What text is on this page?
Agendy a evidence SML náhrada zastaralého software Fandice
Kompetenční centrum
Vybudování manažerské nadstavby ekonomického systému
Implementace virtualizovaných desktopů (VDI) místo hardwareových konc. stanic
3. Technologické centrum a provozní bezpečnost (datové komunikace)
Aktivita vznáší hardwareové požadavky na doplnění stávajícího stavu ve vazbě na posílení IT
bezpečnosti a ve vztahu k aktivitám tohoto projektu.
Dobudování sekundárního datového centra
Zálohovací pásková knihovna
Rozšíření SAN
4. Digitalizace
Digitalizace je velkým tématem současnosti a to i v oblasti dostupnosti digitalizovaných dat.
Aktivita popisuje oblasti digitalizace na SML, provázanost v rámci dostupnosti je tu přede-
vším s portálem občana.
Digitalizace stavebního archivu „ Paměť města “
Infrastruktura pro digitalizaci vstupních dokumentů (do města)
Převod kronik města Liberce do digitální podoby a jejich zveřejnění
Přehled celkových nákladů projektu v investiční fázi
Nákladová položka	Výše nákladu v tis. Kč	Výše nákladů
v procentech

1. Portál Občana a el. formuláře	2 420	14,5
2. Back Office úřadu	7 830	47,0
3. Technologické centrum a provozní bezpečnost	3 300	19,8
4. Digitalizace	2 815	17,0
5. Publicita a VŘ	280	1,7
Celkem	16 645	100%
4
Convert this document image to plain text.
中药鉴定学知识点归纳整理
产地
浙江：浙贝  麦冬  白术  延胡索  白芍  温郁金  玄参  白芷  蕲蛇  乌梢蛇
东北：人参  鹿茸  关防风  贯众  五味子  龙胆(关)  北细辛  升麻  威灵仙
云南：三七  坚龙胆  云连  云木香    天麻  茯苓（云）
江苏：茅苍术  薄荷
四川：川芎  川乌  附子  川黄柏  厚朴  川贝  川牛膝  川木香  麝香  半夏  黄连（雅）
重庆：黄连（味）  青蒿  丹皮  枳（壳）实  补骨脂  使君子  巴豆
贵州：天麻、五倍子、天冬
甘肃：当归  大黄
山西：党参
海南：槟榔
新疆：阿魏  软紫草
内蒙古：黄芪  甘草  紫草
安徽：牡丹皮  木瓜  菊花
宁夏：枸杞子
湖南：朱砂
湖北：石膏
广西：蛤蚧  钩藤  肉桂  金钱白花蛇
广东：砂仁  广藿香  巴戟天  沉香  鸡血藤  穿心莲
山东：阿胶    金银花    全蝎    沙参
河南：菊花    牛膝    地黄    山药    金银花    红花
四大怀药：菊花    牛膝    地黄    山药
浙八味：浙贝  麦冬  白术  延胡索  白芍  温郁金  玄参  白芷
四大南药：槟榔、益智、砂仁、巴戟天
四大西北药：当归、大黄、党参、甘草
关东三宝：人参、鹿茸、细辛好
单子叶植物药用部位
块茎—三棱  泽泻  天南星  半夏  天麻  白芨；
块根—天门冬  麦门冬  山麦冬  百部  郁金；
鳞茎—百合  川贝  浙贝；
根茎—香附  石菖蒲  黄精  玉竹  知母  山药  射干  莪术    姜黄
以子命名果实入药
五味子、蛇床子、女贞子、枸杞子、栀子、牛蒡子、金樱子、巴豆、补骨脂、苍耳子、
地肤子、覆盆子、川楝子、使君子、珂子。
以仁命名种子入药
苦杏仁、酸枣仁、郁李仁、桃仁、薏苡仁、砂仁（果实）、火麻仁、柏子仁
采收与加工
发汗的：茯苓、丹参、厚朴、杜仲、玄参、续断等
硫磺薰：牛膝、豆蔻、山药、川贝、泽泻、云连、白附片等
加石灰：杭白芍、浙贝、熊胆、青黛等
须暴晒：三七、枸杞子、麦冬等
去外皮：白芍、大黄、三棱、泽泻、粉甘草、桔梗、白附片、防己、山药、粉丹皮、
──────────────────────────────
> [Given problem] All entries shown above should be printed again exactly.

> [Reply to the exercise]
What text is on this page?
Agendy a evidence SML náhrada zastaralého software Fandice
Kompetenční centrum
Vybudování manažerské nadstavby ekonomického systému
Implementace virtualizovaných desktopů (VDI) místo hardwareových konc. stanic
3. Technologické centrum a provozní bezpečnost (datové komunikace)
Aktivita vznáší hardwareové požadavky na doplnění stávajícího stavu ve vazbě na posílení IT
bezpečnosti a ve vztahu k aktivitám tohoto projektu.
Dobudování sekundárního datového centra
Zálohovací pásková knihovna
Rozšíření SAN
4. Digitalizace
Digitalizace je velkým tématem současnosti a to i v oblasti dostupnosti digitalizovaných dat.
Aktivita popisuje oblasti digitalizace na SML, provázanost v rámci dostupnosti je tu přede-
vším s portálem občana.
Digitalizace stavebního archivu „ Paměť města “
Infrastruktura pro digitalizaci vstupních dokumentů (do města)
Převod kronik města Liberce do digitální podoby a jejich zveřejnění
Přehled celkových nákladů projektu v investiční fázi
Nákladová položka	Výše nákladu v tis. Kč	Výše nákladů
v procentech

1. Portál Občana a el. formuláře	2 420	14,5
2. Back Office úřadu	7 830	47,0
3. Technologické centrum a provozní bezpečnost	3 300	19,8
4. Digitalizace	2 815	17,0
5. Publicita a VŘ	280	1,7
Celkem	16 645	100%
4
Convert this document image to plain text.
中药鉴定学知识点归纳整理
产地
浙江：浙贝  麦冬  白术  延胡索  白芍  温郁金  玄参  白芷  蕲蛇  乌梢蛇
东北：人参  鹿茸  关防风  贯众  五味子  龙胆(关)  北细辛  升麻  威灵仙
云南：三七  坚龙胆  云连  云木香    天麻  茯苓（云）
江苏：茅苍术  薄荷
四川：川芎  川乌  附子  川黄柏  厚朴  川贝  川牛膝  川木香  麝香  半夏  黄连（雅）
重庆：黄连（味）  青蒿  丹皮  枳（壳）实  补骨脂  使君子  巴豆
贵州：天麻、五倍子、天冬
甘肃：当归  大黄
山西：党参
海南：槟榔
新疆：阿魏  软紫草
内蒙古：黄芪  甘草  紫草
安徽：牡丹皮  木瓜  菊花
宁夏：枸杞子
湖南：朱砂
湖北：石膏
广西：蛤蚧  钩藤  肉桂  金钱白花蛇
广东：砂仁  广藿香  巴戟天  沉香  鸡血藤  穿心莲
山东：阿胶    金银花    全蝎    沙参
河南：菊花    牛膝    地黄    山药    金银花    红花
四大怀药：菊花    牛膝    地黄    山药
浙八味：浙贝  麦冬  白术  延胡索  白芍  温郁金  玄参  白芷
四大南药：槟榔、益智、砂仁、巴戟天
四大西北药：当归、大黄、党参、甘草
关东三宝：人参、鹿茸、细辛好
单子叶植物药用部位
块茎—三棱  泽泻  天南星  半夏  天麻  白芨；
块根—天门冬  麦门冬  山麦冬  百部  郁金；
鳞茎—百合  川贝  浙贝；
根茎—香附  石菖蒲  黄精  玉竹  知母  山药  射干  莪术    姜黄
以子命名果实入药
五味子、蛇床子、女贞子、枸杞子、栀子、牛蒡子、金樱子、巴豆、补骨脂、苍耳子、
地肤子、覆盆子、川楝子、使君子、珂子。
以仁命名种子入药
苦杏仁、酸枣仁、郁李仁、桃仁、薏苡仁、砂仁（果实）、火麻仁、柏子仁
采收与加工
发汗的：茯苓、丹参、厚朴、杜仲、玄参、续断等
硫磺薰：牛膝、豆蔻、山药、川贝、泽泻、云连、白附片等
加石灰：杭白芍、浙贝、熊胆、青黛等
须暴晒：三七、枸杞子、麦冬等
去外皮：白芍、大黄、三棱、泽泻、粉甘草、桔梗、白附片、防己、山药、粉丹皮、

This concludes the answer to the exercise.